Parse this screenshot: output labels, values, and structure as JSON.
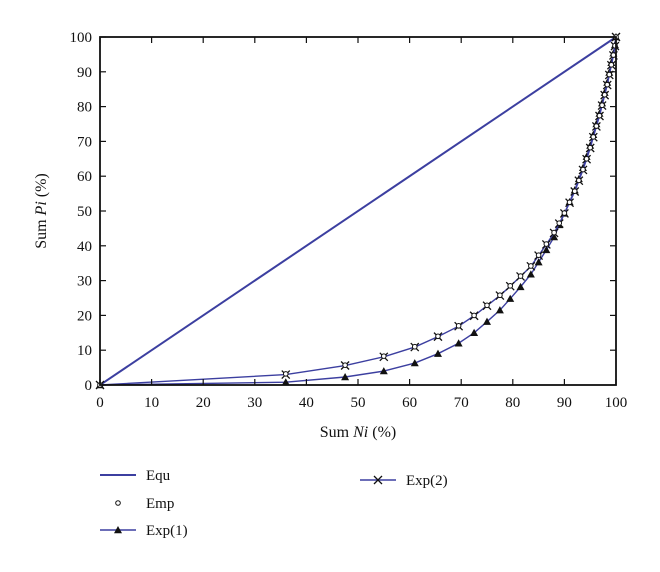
{
  "chart_data": {
    "type": "line",
    "title": "",
    "xlabel": {
      "prefix": "Sum ",
      "var": "Ni",
      "suffix": " (%)"
    },
    "ylabel": {
      "prefix": "Sum ",
      "var": "Pi",
      "suffix": " (%)"
    },
    "xlim": [
      0,
      100
    ],
    "ylim": [
      0,
      100
    ],
    "xticks": [
      0,
      10,
      20,
      30,
      40,
      50,
      60,
      70,
      80,
      90,
      100
    ],
    "yticks": [
      0,
      10,
      20,
      30,
      40,
      50,
      60,
      70,
      80,
      90,
      100
    ],
    "grid": false,
    "legend_position": "below",
    "series": [
      {
        "name": "Equ",
        "style": "line",
        "color": "#3c3fa0",
        "x": [
          0,
          100
        ],
        "y": [
          0,
          100
        ]
      },
      {
        "name": "Emp",
        "style": "open-circle",
        "color": "#111111",
        "x": [
          0,
          36,
          47.5,
          55,
          61,
          65.5,
          69.5,
          72.5,
          75,
          77.5,
          79.5,
          81.5,
          83.5,
          85,
          86.5,
          88,
          89,
          90,
          91,
          92,
          92.8,
          93.6,
          94.3,
          95,
          95.6,
          96.2,
          96.8,
          97.3,
          97.8,
          98.3,
          98.7,
          99.1,
          99.5,
          99.8,
          100
        ],
        "y": [
          0,
          3.2,
          5.7,
          8.3,
          11,
          14,
          17,
          20,
          22.9,
          25.8,
          28.5,
          31.3,
          34.2,
          37.3,
          40.5,
          43.8,
          46.5,
          49.4,
          52.5,
          55.7,
          58.8,
          61.9,
          65,
          68.2,
          71.3,
          74.4,
          77.4,
          80.4,
          83.4,
          86.3,
          89.2,
          92,
          94.8,
          97.5,
          100
        ]
      },
      {
        "name": "Exp(1)",
        "style": "line-triangle",
        "color": "#3c3fa0",
        "x": [
          0,
          36,
          47.5,
          55,
          61,
          65.5,
          69.5,
          72.5,
          75,
          77.5,
          79.5,
          81.5,
          83.5,
          85,
          86.5,
          88,
          89,
          90,
          91,
          92,
          92.8,
          93.6,
          94.3,
          95,
          95.6,
          96.2,
          96.8,
          97.3,
          97.8,
          98.3,
          98.7,
          99.1,
          99.5,
          99.8,
          100
        ],
        "y": [
          0,
          0.8,
          2.3,
          4,
          6.3,
          9,
          12,
          15,
          18.2,
          21.5,
          24.8,
          28.2,
          31.8,
          35.3,
          38.8,
          42.5,
          46,
          49.3,
          52.6,
          56,
          59.2,
          62.4,
          65.6,
          68.8,
          71.9,
          75,
          78,
          81,
          84,
          86.9,
          89.8,
          92.6,
          95.3,
          97.7,
          100
        ]
      },
      {
        "name": "Exp(2)",
        "style": "line-cross",
        "color": "#3c3fa0",
        "x": [
          0,
          36,
          47.5,
          55,
          61,
          65.5,
          69.5,
          72.5,
          75,
          77.5,
          79.5,
          81.5,
          83.5,
          85,
          86.5,
          88,
          89,
          90,
          91,
          92,
          92.8,
          93.6,
          94.3,
          95,
          95.6,
          96.2,
          96.8,
          97.3,
          97.8,
          98.3,
          98.7,
          99.1,
          99.5,
          99.8,
          100
        ],
        "y": [
          0,
          3,
          5.6,
          8.1,
          10.9,
          13.9,
          16.9,
          19.9,
          22.8,
          25.7,
          28.4,
          31.2,
          34.1,
          37.2,
          40.4,
          43.7,
          46.4,
          49.3,
          52.4,
          55.6,
          58.7,
          61.8,
          64.9,
          68.1,
          71.2,
          74.3,
          77.3,
          80.3,
          83.3,
          86.2,
          89.1,
          91.9,
          94.7,
          97.4,
          100
        ]
      }
    ]
  }
}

Short task:
Using the material above, retype each entry exactly and omit the pictures.

Exercise output:
Parse this screenshot: output labels, values, and structure as JSON.
{
  "chart_data": {
    "type": "line",
    "title": "",
    "xlabel": {
      "prefix": "Sum ",
      "var": "Ni",
      "suffix": " (%)"
    },
    "ylabel": {
      "prefix": "Sum ",
      "var": "Pi",
      "suffix": " (%)"
    },
    "xlim": [
      0,
      100
    ],
    "ylim": [
      0,
      100
    ],
    "xticks": [
      0,
      10,
      20,
      30,
      40,
      50,
      60,
      70,
      80,
      90,
      100
    ],
    "yticks": [
      0,
      10,
      20,
      30,
      40,
      50,
      60,
      70,
      80,
      90,
      100
    ],
    "grid": false,
    "legend_position": "below",
    "series": [
      {
        "name": "Equ",
        "style": "line",
        "color": "#3c3fa0",
        "x": [
          0,
          100
        ],
        "y": [
          0,
          100
        ]
      },
      {
        "name": "Emp",
        "style": "open-circle",
        "color": "#111111",
        "x": [
          0,
          36,
          47.5,
          55,
          61,
          65.5,
          69.5,
          72.5,
          75,
          77.5,
          79.5,
          81.5,
          83.5,
          85,
          86.5,
          88,
          89,
          90,
          91,
          92,
          92.8,
          93.6,
          94.3,
          95,
          95.6,
          96.2,
          96.8,
          97.3,
          97.8,
          98.3,
          98.7,
          99.1,
          99.5,
          99.8,
          100
        ],
        "y": [
          0,
          3.2,
          5.7,
          8.3,
          11,
          14,
          17,
          20,
          22.9,
          25.8,
          28.5,
          31.3,
          34.2,
          37.3,
          40.5,
          43.8,
          46.5,
          49.4,
          52.5,
          55.7,
          58.8,
          61.9,
          65,
          68.2,
          71.3,
          74.4,
          77.4,
          80.4,
          83.4,
          86.3,
          89.2,
          92,
          94.8,
          97.5,
          100
        ]
      },
      {
        "name": "Exp(1)",
        "style": "line-triangle",
        "color": "#3c3fa0",
        "x": [
          0,
          36,
          47.5,
          55,
          61,
          65.5,
          69.5,
          72.5,
          75,
          77.5,
          79.5,
          81.5,
          83.5,
          85,
          86.5,
          88,
          89,
          90,
          91,
          92,
          92.8,
          93.6,
          94.3,
          95,
          95.6,
          96.2,
          96.8,
          97.3,
          97.8,
          98.3,
          98.7,
          99.1,
          99.5,
          99.8,
          100
        ],
        "y": [
          0,
          0.8,
          2.3,
          4,
          6.3,
          9,
          12,
          15,
          18.2,
          21.5,
          24.8,
          28.2,
          31.8,
          35.3,
          38.8,
          42.5,
          46,
          49.3,
          52.6,
          56,
          59.2,
          62.4,
          65.6,
          68.8,
          71.9,
          75,
          78,
          81,
          84,
          86.9,
          89.8,
          92.6,
          95.3,
          97.7,
          100
        ]
      },
      {
        "name": "Exp(2)",
        "style": "line-cross",
        "color": "#3c3fa0",
        "x": [
          0,
          36,
          47.5,
          55,
          61,
          65.5,
          69.5,
          72.5,
          75,
          77.5,
          79.5,
          81.5,
          83.5,
          85,
          86.5,
          88,
          89,
          90,
          91,
          92,
          92.8,
          93.6,
          94.3,
          95,
          95.6,
          96.2,
          96.8,
          97.3,
          97.8,
          98.3,
          98.7,
          99.1,
          99.5,
          99.8,
          100
        ],
        "y": [
          0,
          3,
          5.6,
          8.1,
          10.9,
          13.9,
          16.9,
          19.9,
          22.8,
          25.7,
          28.4,
          31.2,
          34.1,
          37.2,
          40.4,
          43.7,
          46.4,
          49.3,
          52.4,
          55.6,
          58.7,
          61.8,
          64.9,
          68.1,
          71.2,
          74.3,
          77.3,
          80.3,
          83.3,
          86.2,
          89.1,
          91.9,
          94.7,
          97.4,
          100
        ]
      }
    ]
  }
}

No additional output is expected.